Set exercise: Search the listing for the string "deux" and copy every line that contains it.

(Stored data)

◆ ◆ ◆ ◆

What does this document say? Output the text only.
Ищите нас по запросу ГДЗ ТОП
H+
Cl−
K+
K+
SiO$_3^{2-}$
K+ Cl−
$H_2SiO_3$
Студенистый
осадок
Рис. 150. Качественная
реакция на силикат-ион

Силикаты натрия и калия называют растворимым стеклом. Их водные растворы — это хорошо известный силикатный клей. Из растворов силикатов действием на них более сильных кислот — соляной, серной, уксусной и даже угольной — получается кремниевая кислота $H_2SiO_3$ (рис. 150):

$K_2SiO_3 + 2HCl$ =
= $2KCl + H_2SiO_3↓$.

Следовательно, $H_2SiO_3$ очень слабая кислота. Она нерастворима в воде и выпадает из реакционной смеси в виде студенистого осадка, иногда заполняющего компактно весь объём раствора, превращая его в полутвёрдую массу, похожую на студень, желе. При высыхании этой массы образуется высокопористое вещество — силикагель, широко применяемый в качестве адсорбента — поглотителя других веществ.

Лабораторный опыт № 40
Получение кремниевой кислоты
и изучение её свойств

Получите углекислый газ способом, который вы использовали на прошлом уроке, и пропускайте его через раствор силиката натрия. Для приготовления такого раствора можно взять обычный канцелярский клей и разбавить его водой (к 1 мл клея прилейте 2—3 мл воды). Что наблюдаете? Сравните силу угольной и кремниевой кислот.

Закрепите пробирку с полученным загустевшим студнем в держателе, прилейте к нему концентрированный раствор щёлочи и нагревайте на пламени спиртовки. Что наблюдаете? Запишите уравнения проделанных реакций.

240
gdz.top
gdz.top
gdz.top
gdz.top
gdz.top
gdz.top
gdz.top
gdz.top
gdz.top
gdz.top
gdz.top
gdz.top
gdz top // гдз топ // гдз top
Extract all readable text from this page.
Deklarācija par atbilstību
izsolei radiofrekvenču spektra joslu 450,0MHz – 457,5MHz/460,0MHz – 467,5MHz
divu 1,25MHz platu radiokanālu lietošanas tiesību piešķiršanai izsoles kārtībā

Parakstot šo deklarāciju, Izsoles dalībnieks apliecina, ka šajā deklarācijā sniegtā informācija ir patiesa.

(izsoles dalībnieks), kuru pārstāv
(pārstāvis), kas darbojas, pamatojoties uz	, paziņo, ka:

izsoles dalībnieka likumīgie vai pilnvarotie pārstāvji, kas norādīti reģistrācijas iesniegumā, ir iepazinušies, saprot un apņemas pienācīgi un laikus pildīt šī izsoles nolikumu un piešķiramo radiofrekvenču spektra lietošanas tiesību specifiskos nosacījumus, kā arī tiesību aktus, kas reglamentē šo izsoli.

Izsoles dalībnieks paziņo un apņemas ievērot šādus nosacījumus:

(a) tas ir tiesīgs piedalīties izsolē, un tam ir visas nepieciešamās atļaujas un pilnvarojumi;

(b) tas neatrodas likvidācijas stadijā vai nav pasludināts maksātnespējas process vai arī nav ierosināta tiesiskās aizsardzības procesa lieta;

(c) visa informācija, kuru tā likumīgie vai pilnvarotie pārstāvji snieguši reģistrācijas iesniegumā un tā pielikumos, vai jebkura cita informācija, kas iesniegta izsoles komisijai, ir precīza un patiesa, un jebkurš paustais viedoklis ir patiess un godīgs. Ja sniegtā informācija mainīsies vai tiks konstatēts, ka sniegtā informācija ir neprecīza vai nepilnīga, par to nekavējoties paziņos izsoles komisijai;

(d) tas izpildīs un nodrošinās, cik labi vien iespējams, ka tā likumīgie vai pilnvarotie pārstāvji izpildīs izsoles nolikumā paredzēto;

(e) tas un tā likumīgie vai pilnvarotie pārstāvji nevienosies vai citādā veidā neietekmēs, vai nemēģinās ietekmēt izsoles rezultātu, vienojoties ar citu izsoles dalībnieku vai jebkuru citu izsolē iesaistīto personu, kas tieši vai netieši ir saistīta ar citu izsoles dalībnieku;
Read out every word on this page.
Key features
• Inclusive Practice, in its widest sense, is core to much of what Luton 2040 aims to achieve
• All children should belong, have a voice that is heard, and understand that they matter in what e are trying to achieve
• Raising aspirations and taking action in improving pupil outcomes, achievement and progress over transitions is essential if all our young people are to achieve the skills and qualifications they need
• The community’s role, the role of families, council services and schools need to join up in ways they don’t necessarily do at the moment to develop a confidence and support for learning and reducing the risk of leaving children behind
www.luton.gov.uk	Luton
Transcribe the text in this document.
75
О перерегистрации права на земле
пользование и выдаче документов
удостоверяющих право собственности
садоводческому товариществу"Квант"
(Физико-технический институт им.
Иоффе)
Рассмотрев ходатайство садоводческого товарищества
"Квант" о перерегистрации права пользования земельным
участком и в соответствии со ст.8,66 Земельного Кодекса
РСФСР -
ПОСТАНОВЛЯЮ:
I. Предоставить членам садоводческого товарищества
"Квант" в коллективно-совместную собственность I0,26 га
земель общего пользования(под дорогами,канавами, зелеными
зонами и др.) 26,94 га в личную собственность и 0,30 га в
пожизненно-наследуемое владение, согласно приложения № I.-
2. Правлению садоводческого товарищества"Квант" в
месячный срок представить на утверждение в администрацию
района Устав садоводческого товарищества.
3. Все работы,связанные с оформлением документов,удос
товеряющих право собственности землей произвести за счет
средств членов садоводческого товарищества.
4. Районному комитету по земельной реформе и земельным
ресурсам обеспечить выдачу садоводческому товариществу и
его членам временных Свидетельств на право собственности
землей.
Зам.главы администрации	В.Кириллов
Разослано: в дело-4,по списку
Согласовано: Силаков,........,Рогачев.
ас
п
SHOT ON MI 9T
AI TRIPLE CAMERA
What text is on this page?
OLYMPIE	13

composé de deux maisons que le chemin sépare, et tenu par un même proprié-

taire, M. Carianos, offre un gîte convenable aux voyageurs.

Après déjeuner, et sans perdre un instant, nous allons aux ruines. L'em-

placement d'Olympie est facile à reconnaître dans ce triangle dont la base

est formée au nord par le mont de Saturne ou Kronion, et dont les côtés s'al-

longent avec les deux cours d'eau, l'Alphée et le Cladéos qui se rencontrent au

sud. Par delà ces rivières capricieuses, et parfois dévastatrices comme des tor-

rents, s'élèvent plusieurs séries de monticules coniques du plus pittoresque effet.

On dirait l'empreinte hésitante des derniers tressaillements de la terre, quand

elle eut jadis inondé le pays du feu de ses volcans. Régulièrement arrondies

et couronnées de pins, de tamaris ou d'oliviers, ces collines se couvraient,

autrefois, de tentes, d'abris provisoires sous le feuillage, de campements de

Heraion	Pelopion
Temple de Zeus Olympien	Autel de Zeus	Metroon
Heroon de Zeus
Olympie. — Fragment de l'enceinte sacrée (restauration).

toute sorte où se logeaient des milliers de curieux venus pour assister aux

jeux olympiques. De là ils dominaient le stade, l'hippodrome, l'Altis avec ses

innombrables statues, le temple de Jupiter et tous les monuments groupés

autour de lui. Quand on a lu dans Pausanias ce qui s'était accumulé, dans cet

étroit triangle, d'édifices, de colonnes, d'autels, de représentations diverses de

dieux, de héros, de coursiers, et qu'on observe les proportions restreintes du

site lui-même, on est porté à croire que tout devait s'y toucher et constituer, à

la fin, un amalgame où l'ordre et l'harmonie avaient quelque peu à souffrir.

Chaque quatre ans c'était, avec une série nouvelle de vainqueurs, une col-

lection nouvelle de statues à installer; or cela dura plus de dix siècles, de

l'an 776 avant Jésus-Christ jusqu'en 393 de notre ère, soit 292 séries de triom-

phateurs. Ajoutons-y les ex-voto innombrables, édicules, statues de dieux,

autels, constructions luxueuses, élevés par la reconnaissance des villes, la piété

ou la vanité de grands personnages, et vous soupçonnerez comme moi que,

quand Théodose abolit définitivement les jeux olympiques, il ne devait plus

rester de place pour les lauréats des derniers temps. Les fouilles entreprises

◆ ◆ ◆ ◆

The output:
composé de deux maisons que le chemin sépare, et tenu par un même proprié-
longent avec les deux cours d'eau, l'Alphée et le Cladéos qui se rencontrent au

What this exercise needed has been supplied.